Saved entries
------------------------------------------------------------------------

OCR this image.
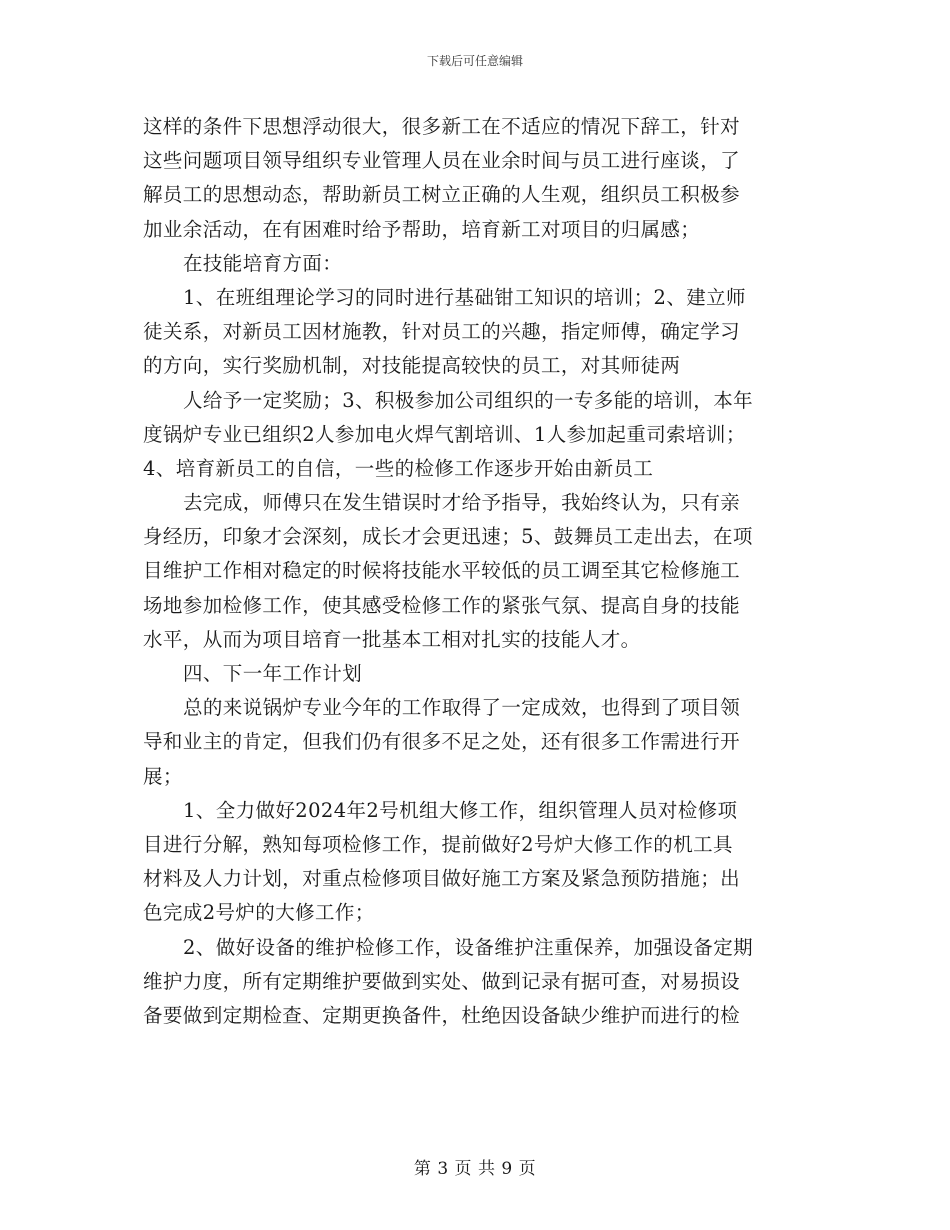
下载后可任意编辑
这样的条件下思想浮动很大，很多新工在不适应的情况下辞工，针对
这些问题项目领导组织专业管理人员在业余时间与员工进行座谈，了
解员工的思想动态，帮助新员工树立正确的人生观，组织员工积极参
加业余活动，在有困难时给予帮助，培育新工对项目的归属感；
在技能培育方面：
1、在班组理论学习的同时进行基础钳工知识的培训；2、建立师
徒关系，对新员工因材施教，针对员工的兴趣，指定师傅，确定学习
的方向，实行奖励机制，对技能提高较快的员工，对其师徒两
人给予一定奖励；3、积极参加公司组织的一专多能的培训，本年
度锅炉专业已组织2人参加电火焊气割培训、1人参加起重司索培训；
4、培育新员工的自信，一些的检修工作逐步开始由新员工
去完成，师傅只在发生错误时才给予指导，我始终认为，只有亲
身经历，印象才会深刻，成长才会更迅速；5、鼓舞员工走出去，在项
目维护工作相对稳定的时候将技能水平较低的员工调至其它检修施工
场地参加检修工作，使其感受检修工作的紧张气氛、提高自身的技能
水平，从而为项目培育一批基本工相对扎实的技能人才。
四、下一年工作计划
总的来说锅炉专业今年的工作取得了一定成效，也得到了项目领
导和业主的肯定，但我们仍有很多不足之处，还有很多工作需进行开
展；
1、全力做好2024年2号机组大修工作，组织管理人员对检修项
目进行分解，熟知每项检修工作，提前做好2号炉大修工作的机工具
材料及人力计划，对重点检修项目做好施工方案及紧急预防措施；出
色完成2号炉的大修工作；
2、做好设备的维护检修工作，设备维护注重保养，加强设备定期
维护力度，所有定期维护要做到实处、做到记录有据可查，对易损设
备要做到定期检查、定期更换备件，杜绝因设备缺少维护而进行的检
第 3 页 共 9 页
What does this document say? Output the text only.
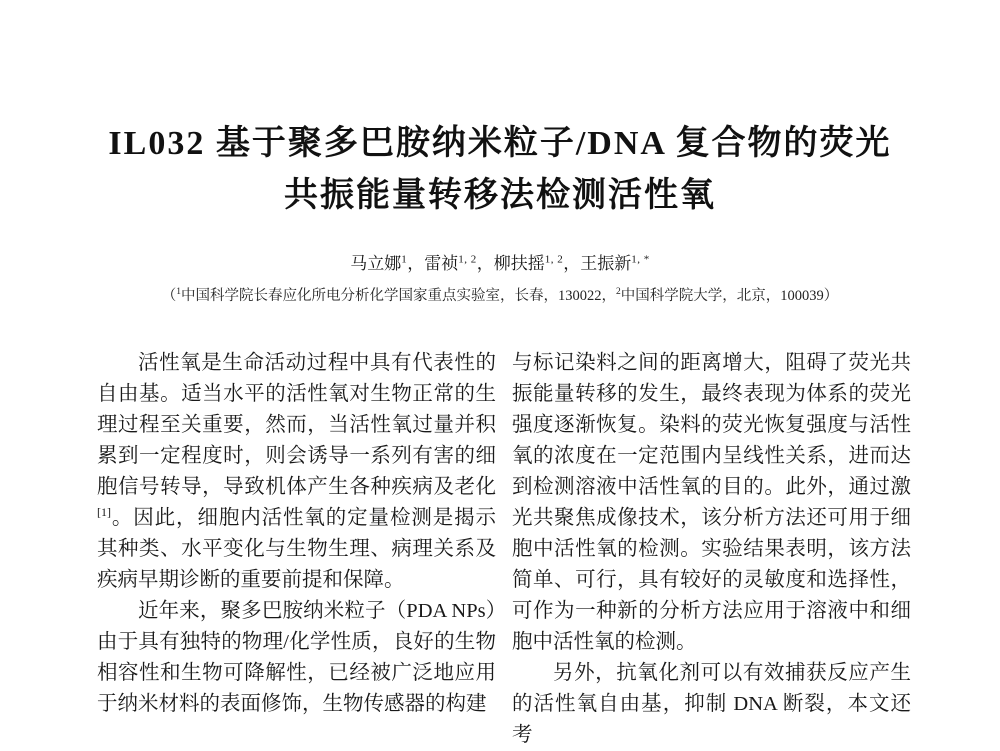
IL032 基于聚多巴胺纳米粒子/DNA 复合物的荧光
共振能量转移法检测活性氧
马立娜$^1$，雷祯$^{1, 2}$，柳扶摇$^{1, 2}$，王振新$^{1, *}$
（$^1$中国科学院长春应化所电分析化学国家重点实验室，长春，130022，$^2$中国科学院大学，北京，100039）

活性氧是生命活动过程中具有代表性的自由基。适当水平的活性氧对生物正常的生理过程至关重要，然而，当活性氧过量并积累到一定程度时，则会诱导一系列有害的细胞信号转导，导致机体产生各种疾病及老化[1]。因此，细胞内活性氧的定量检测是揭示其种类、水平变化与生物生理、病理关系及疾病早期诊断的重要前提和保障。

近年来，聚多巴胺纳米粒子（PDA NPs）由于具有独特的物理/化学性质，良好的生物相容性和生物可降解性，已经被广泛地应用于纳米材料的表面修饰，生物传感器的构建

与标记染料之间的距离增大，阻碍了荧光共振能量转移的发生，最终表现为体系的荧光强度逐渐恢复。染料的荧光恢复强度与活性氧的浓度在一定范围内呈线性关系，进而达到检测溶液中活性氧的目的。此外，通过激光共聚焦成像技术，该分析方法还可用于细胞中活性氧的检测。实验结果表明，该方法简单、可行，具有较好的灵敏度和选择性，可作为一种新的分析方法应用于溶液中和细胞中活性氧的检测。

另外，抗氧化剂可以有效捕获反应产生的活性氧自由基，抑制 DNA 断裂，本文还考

------------------------------------------------------------------------

Copy the whole listing above word for word but do not carry over the pictures.

■ RESPONSE TO THE TASK
OCR this image.
下载后可任意编辑
这样的条件下思想浮动很大，很多新工在不适应的情况下辞工，针对
这些问题项目领导组织专业管理人员在业余时间与员工进行座谈，了
解员工的思想动态，帮助新员工树立正确的人生观，组织员工积极参
加业余活动，在有困难时给予帮助，培育新工对项目的归属感；
在技能培育方面：
1、在班组理论学习的同时进行基础钳工知识的培训；2、建立师
徒关系，对新员工因材施教，针对员工的兴趣，指定师傅，确定学习
的方向，实行奖励机制，对技能提高较快的员工，对其师徒两
人给予一定奖励；3、积极参加公司组织的一专多能的培训，本年
度锅炉专业已组织2人参加电火焊气割培训、1人参加起重司索培训；
4、培育新员工的自信，一些的检修工作逐步开始由新员工
去完成，师傅只在发生错误时才给予指导，我始终认为，只有亲
身经历，印象才会深刻，成长才会更迅速；5、鼓舞员工走出去，在项
目维护工作相对稳定的时候将技能水平较低的员工调至其它检修施工
场地参加检修工作，使其感受检修工作的紧张气氛、提高自身的技能
水平，从而为项目培育一批基本工相对扎实的技能人才。
四、下一年工作计划
总的来说锅炉专业今年的工作取得了一定成效，也得到了项目领
导和业主的肯定，但我们仍有很多不足之处，还有很多工作需进行开
展；
1、全力做好2024年2号机组大修工作，组织管理人员对检修项
目进行分解，熟知每项检修工作，提前做好2号炉大修工作的机工具
材料及人力计划，对重点检修项目做好施工方案及紧急预防措施；出
色完成2号炉的大修工作；
2、做好设备的维护检修工作，设备维护注重保养，加强设备定期
维护力度，所有定期维护要做到实处、做到记录有据可查，对易损设
备要做到定期检查、定期更换备件，杜绝因设备缺少维护而进行的检
第 3 页 共 9 页
What does this document say? Output the text only.
IL032 基于聚多巴胺纳米粒子/DNA 复合物的荧光
共振能量转移法检测活性氧
马立娜$^1$，雷祯$^{1, 2}$，柳扶摇$^{1, 2}$，王振新$^{1, *}$
（$^1$中国科学院长春应化所电分析化学国家重点实验室，长春，130022，$^2$中国科学院大学，北京，100039）

活性氧是生命活动过程中具有代表性的自由基。适当水平的活性氧对生物正常的生理过程至关重要，然而，当活性氧过量并积累到一定程度时，则会诱导一系列有害的细胞信号转导，导致机体产生各种疾病及老化[1]。因此，细胞内活性氧的定量检测是揭示其种类、水平变化与生物生理、病理关系及疾病早期诊断的重要前提和保障。

近年来，聚多巴胺纳米粒子（PDA NPs）由于具有独特的物理/化学性质，良好的生物相容性和生物可降解性，已经被广泛地应用于纳米材料的表面修饰，生物传感器的构建

与标记染料之间的距离增大，阻碍了荧光共振能量转移的发生，最终表现为体系的荧光强度逐渐恢复。染料的荧光恢复强度与活性氧的浓度在一定范围内呈线性关系，进而达到检测溶液中活性氧的目的。此外，通过激光共聚焦成像技术，该分析方法还可用于细胞中活性氧的检测。实验结果表明，该方法简单、可行，具有较好的灵敏度和选择性，可作为一种新的分析方法应用于溶液中和细胞中活性氧的检测。

另外，抗氧化剂可以有效捕获反应产生的活性氧自由基，抑制 DNA 断裂，本文还考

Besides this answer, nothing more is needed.